TASK:
Make an exact copy of the records, with the images left out.

DATA IN THIS EXERCISE:
______
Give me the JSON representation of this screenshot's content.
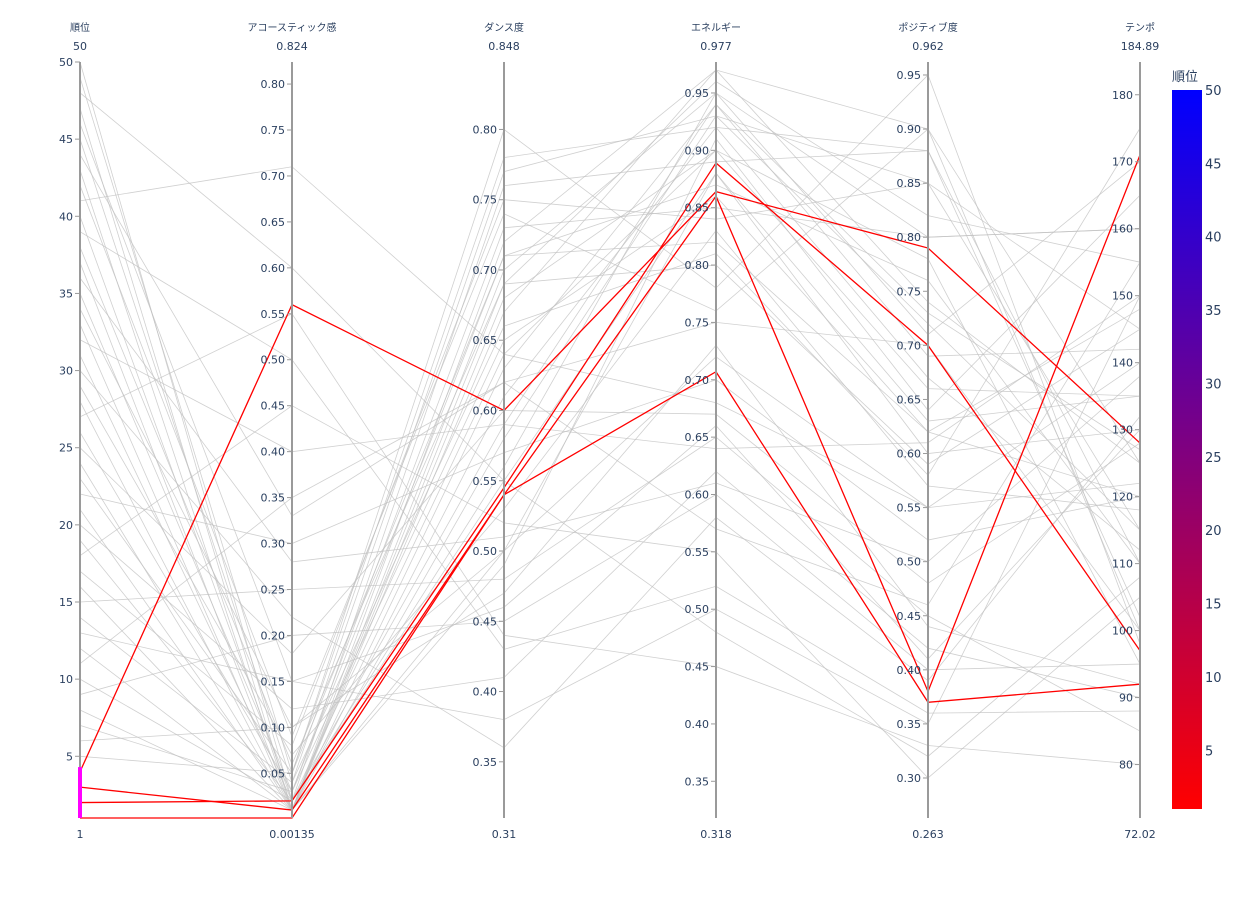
{
  "chart_data": {
    "type": "parallel_coordinates",
    "title": "",
    "highlight_color": "#ff0000",
    "base_line_color": "#c0c0c0",
    "constraint_color": "#ff00ff",
    "dimensions": [
      {
        "key": "rank",
        "label": "順位",
        "range": [
          1,
          50
        ],
        "min_label": "1",
        "max_label": "50",
        "ticks": [
          5,
          10,
          15,
          20,
          25,
          30,
          35,
          40,
          45,
          50
        ],
        "tick_decimals": 0,
        "constraint": [
          1,
          4.3
        ]
      },
      {
        "key": "acousticness",
        "label": "アコースティック感",
        "range": [
          0.00135,
          0.824
        ],
        "min_label": "0.00135",
        "max_label": "0.824",
        "ticks": [
          0.05,
          0.1,
          0.15,
          0.2,
          0.25,
          0.3,
          0.35,
          0.4,
          0.45,
          0.5,
          0.55,
          0.6,
          0.65,
          0.7,
          0.75,
          0.8
        ],
        "tick_decimals": 2
      },
      {
        "key": "danceability",
        "label": "ダンス度",
        "range": [
          0.31,
          0.848
        ],
        "min_label": "0.31",
        "max_label": "0.848",
        "ticks": [
          0.35,
          0.4,
          0.45,
          0.5,
          0.55,
          0.6,
          0.65,
          0.7,
          0.75,
          0.8
        ],
        "tick_decimals": 2
      },
      {
        "key": "energy",
        "label": "エネルギー",
        "range": [
          0.318,
          0.977
        ],
        "min_label": "0.318",
        "max_label": "0.977",
        "ticks": [
          0.35,
          0.4,
          0.45,
          0.5,
          0.55,
          0.6,
          0.65,
          0.7,
          0.75,
          0.8,
          0.85,
          0.9,
          0.95
        ],
        "tick_decimals": 2
      },
      {
        "key": "valence",
        "label": "ポジティブ度",
        "range": [
          0.263,
          0.962
        ],
        "min_label": "0.263",
        "max_label": "0.962",
        "ticks": [
          0.3,
          0.35,
          0.4,
          0.45,
          0.5,
          0.55,
          0.6,
          0.65,
          0.7,
          0.75,
          0.8,
          0.85,
          0.9,
          0.95
        ],
        "tick_decimals": 2
      },
      {
        "key": "tempo",
        "label": "テンポ",
        "range": [
          72.02,
          184.89
        ],
        "min_label": "72.02",
        "max_label": "184.89",
        "ticks": [
          80,
          90,
          100,
          110,
          120,
          130,
          140,
          150,
          160,
          170,
          180
        ],
        "tick_decimals": 0
      }
    ],
    "colorbar": {
      "title": "順位",
      "range": [
        1,
        50
      ],
      "ticks": [
        5,
        10,
        15,
        20,
        25,
        30,
        35,
        40,
        45,
        50
      ],
      "colorscale": [
        "#ff0000",
        "#0000ff"
      ]
    },
    "rows": [
      [
        1,
        0.00135,
        0.54,
        0.86,
        0.38,
        171
      ],
      [
        2,
        0.02,
        0.545,
        0.889,
        0.7,
        97
      ],
      [
        3,
        0.01,
        0.54,
        0.707,
        0.37,
        92
      ],
      [
        4,
        0.56,
        0.6,
        0.864,
        0.79,
        128
      ],
      [
        5,
        0.05,
        0.78,
        0.92,
        0.88,
        110
      ],
      [
        6,
        0.1,
        0.5,
        0.72,
        0.55,
        140
      ],
      [
        7,
        0.03,
        0.65,
        0.86,
        0.62,
        120
      ],
      [
        8,
        0.01,
        0.7,
        0.95,
        0.8,
        160
      ],
      [
        9,
        0.2,
        0.45,
        0.6,
        0.4,
        95
      ],
      [
        10,
        0.02,
        0.55,
        0.88,
        0.6,
        130
      ],
      [
        11,
        0.35,
        0.62,
        0.75,
        0.7,
        100
      ],
      [
        12,
        0.01,
        0.72,
        0.97,
        0.9,
        125
      ],
      [
        13,
        0.15,
        0.38,
        0.5,
        0.35,
        150
      ],
      [
        14,
        0.04,
        0.66,
        0.81,
        0.58,
        175
      ],
      [
        15,
        0.25,
        0.48,
        0.65,
        0.45,
        85
      ],
      [
        16,
        0.01,
        0.58,
        0.93,
        0.72,
        115
      ],
      [
        17,
        0.08,
        0.75,
        0.84,
        0.85,
        145
      ],
      [
        18,
        0.45,
        0.52,
        0.55,
        0.3,
        105
      ],
      [
        19,
        0.02,
        0.64,
        0.9,
        0.66,
        135
      ],
      [
        20,
        0.12,
        0.41,
        0.62,
        0.42,
        90
      ],
      [
        21,
        0.01,
        0.69,
        0.96,
        0.82,
        155
      ],
      [
        22,
        0.3,
        0.57,
        0.7,
        0.52,
        120
      ],
      [
        23,
        0.05,
        0.8,
        0.78,
        0.95,
        98
      ],
      [
        24,
        0.01,
        0.49,
        0.91,
        0.64,
        165
      ],
      [
        25,
        0.18,
        0.6,
        0.67,
        0.48,
        128
      ],
      [
        26,
        0.03,
        0.71,
        0.87,
        0.76,
        110
      ],
      [
        27,
        0.55,
        0.44,
        0.45,
        0.33,
        80
      ],
      [
        28,
        0.01,
        0.63,
        0.94,
        0.69,
        142
      ],
      [
        29,
        0.07,
        0.53,
        0.83,
        0.57,
        118
      ],
      [
        30,
        0.22,
        0.36,
        0.58,
        0.39,
        132
      ],
      [
        31,
        0.02,
        0.76,
        0.89,
        0.88,
        102
      ],
      [
        32,
        0.4,
        0.59,
        0.64,
        0.61,
        150
      ],
      [
        33,
        0.01,
        0.67,
        0.97,
        0.74,
        125
      ],
      [
        34,
        0.1,
        0.47,
        0.73,
        0.44,
        92
      ],
      [
        35,
        0.03,
        0.73,
        0.85,
        0.8,
        160
      ],
      [
        36,
        0.28,
        0.51,
        0.61,
        0.5,
        138
      ],
      [
        37,
        0.01,
        0.61,
        0.92,
        0.67,
        112
      ],
      [
        38,
        0.06,
        0.69,
        0.8,
        0.59,
        145
      ],
      [
        39,
        0.5,
        0.43,
        0.52,
        0.36,
        88
      ],
      [
        40,
        0.02,
        0.56,
        0.95,
        0.71,
        170
      ],
      [
        41,
        0.71,
        0.64,
        0.68,
        0.55,
        122
      ],
      [
        42,
        0.09,
        0.74,
        0.76,
        0.9,
        100
      ],
      [
        43,
        0.01,
        0.5,
        0.88,
        0.63,
        135
      ],
      [
        44,
        0.33,
        0.62,
        0.57,
        0.46,
        155
      ],
      [
        45,
        0.04,
        0.77,
        0.93,
        0.85,
        115
      ],
      [
        46,
        0.15,
        0.46,
        0.66,
        0.41,
        130
      ],
      [
        47,
        0.01,
        0.68,
        0.9,
        0.78,
        95
      ],
      [
        48,
        0.6,
        0.55,
        0.48,
        0.32,
        108
      ],
      [
        49,
        0.05,
        0.71,
        0.82,
        0.62,
        148
      ],
      [
        50,
        0.02,
        0.59,
        0.94,
        0.73,
        127
      ]
    ]
  }
}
______
THE RESULT:
Give me the JSON representation of this screenshot's content.
{
  "chart_data": {
    "type": "parallel_coordinates",
    "title": "",
    "highlight_color": "#ff0000",
    "base_line_color": "#c0c0c0",
    "constraint_color": "#ff00ff",
    "dimensions": [
      {
        "key": "rank",
        "label": "順位",
        "range": [
          1,
          50
        ],
        "min_label": "1",
        "max_label": "50",
        "ticks": [
          5,
          10,
          15,
          20,
          25,
          30,
          35,
          40,
          45,
          50
        ],
        "tick_decimals": 0,
        "constraint": [
          1,
          4.3
        ]
      },
      {
        "key": "acousticness",
        "label": "アコースティック感",
        "range": [
          0.00135,
          0.824
        ],
        "min_label": "0.00135",
        "max_label": "0.824",
        "ticks": [
          0.05,
          0.1,
          0.15,
          0.2,
          0.25,
          0.3,
          0.35,
          0.4,
          0.45,
          0.5,
          0.55,
          0.6,
          0.65,
          0.7,
          0.75,
          0.8
        ],
        "tick_decimals": 2
      },
      {
        "key": "danceability",
        "label": "ダンス度",
        "range": [
          0.31,
          0.848
        ],
        "min_label": "0.31",
        "max_label": "0.848",
        "ticks": [
          0.35,
          0.4,
          0.45,
          0.5,
          0.55,
          0.6,
          0.65,
          0.7,
          0.75,
          0.8
        ],
        "tick_decimals": 2
      },
      {
        "key": "energy",
        "label": "エネルギー",
        "range": [
          0.318,
          0.977
        ],
        "min_label": "0.318",
        "max_label": "0.977",
        "ticks": [
          0.35,
          0.4,
          0.45,
          0.5,
          0.55,
          0.6,
          0.65,
          0.7,
          0.75,
          0.8,
          0.85,
          0.9,
          0.95
        ],
        "tick_decimals": 2
      },
      {
        "key": "valence",
        "label": "ポジティブ度",
        "range": [
          0.263,
          0.962
        ],
        "min_label": "0.263",
        "max_label": "0.962",
        "ticks": [
          0.3,
          0.35,
          0.4,
          0.45,
          0.5,
          0.55,
          0.6,
          0.65,
          0.7,
          0.75,
          0.8,
          0.85,
          0.9,
          0.95
        ],
        "tick_decimals": 2
      },
      {
        "key": "tempo",
        "label": "テンポ",
        "range": [
          72.02,
          184.89
        ],
        "min_label": "72.02",
        "max_label": "184.89",
        "ticks": [
          80,
          90,
          100,
          110,
          120,
          130,
          140,
          150,
          160,
          170,
          180
        ],
        "tick_decimals": 0
      }
    ],
    "colorbar": {
      "title": "順位",
      "range": [
        1,
        50
      ],
      "ticks": [
        5,
        10,
        15,
        20,
        25,
        30,
        35,
        40,
        45,
        50
      ],
      "colorscale": [
        "#ff0000",
        "#0000ff"
      ]
    },
    "rows": [
      [
        1,
        0.00135,
        0.54,
        0.86,
        0.38,
        171
      ],
      [
        2,
        0.02,
        0.545,
        0.889,
        0.7,
        97
      ],
      [
        3,
        0.01,
        0.54,
        0.707,
        0.37,
        92
      ],
      [
        4,
        0.56,
        0.6,
        0.864,
        0.79,
        128
      ],
      [
        5,
        0.05,
        0.78,
        0.92,
        0.88,
        110
      ],
      [
        6,
        0.1,
        0.5,
        0.72,
        0.55,
        140
      ],
      [
        7,
        0.03,
        0.65,
        0.86,
        0.62,
        120
      ],
      [
        8,
        0.01,
        0.7,
        0.95,
        0.8,
        160
      ],
      [
        9,
        0.2,
        0.45,
        0.6,
        0.4,
        95
      ],
      [
        10,
        0.02,
        0.55,
        0.88,
        0.6,
        130
      ],
      [
        11,
        0.35,
        0.62,
        0.75,
        0.7,
        100
      ],
      [
        12,
        0.01,
        0.72,
        0.97,
        0.9,
        125
      ],
      [
        13,
        0.15,
        0.38,
        0.5,
        0.35,
        150
      ],
      [
        14,
        0.04,
        0.66,
        0.81,
        0.58,
        175
      ],
      [
        15,
        0.25,
        0.48,
        0.65,
        0.45,
        85
      ],
      [
        16,
        0.01,
        0.58,
        0.93,
        0.72,
        115
      ],
      [
        17,
        0.08,
        0.75,
        0.84,
        0.85,
        145
      ],
      [
        18,
        0.45,
        0.52,
        0.55,
        0.3,
        105
      ],
      [
        19,
        0.02,
        0.64,
        0.9,
        0.66,
        135
      ],
      [
        20,
        0.12,
        0.41,
        0.62,
        0.42,
        90
      ],
      [
        21,
        0.01,
        0.69,
        0.96,
        0.82,
        155
      ],
      [
        22,
        0.3,
        0.57,
        0.7,
        0.52,
        120
      ],
      [
        23,
        0.05,
        0.8,
        0.78,
        0.95,
        98
      ],
      [
        24,
        0.01,
        0.49,
        0.91,
        0.64,
        165
      ],
      [
        25,
        0.18,
        0.6,
        0.67,
        0.48,
        128
      ],
      [
        26,
        0.03,
        0.71,
        0.87,
        0.76,
        110
      ],
      [
        27,
        0.55,
        0.44,
        0.45,
        0.33,
        80
      ],
      [
        28,
        0.01,
        0.63,
        0.94,
        0.69,
        142
      ],
      [
        29,
        0.07,
        0.53,
        0.83,
        0.57,
        118
      ],
      [
        30,
        0.22,
        0.36,
        0.58,
        0.39,
        132
      ],
      [
        31,
        0.02,
        0.76,
        0.89,
        0.88,
        102
      ],
      [
        32,
        0.4,
        0.59,
        0.64,
        0.61,
        150
      ],
      [
        33,
        0.01,
        0.67,
        0.97,
        0.74,
        125
      ],
      [
        34,
        0.1,
        0.47,
        0.73,
        0.44,
        92
      ],
      [
        35,
        0.03,
        0.73,
        0.85,
        0.8,
        160
      ],
      [
        36,
        0.28,
        0.51,
        0.61,
        0.5,
        138
      ],
      [
        37,
        0.01,
        0.61,
        0.92,
        0.67,
        112
      ],
      [
        38,
        0.06,
        0.69,
        0.8,
        0.59,
        145
      ],
      [
        39,
        0.5,
        0.43,
        0.52,
        0.36,
        88
      ],
      [
        40,
        0.02,
        0.56,
        0.95,
        0.71,
        170
      ],
      [
        41,
        0.71,
        0.64,
        0.68,
        0.55,
        122
      ],
      [
        42,
        0.09,
        0.74,
        0.76,
        0.9,
        100
      ],
      [
        43,
        0.01,
        0.5,
        0.88,
        0.63,
        135
      ],
      [
        44,
        0.33,
        0.62,
        0.57,
        0.46,
        155
      ],
      [
        45,
        0.04,
        0.77,
        0.93,
        0.85,
        115
      ],
      [
        46,
        0.15,
        0.46,
        0.66,
        0.41,
        130
      ],
      [
        47,
        0.01,
        0.68,
        0.9,
        0.78,
        95
      ],
      [
        48,
        0.6,
        0.55,
        0.48,
        0.32,
        108
      ],
      [
        49,
        0.05,
        0.71,
        0.82,
        0.62,
        148
      ],
      [
        50,
        0.02,
        0.59,
        0.94,
        0.73,
        127
      ]
    ]
  }
}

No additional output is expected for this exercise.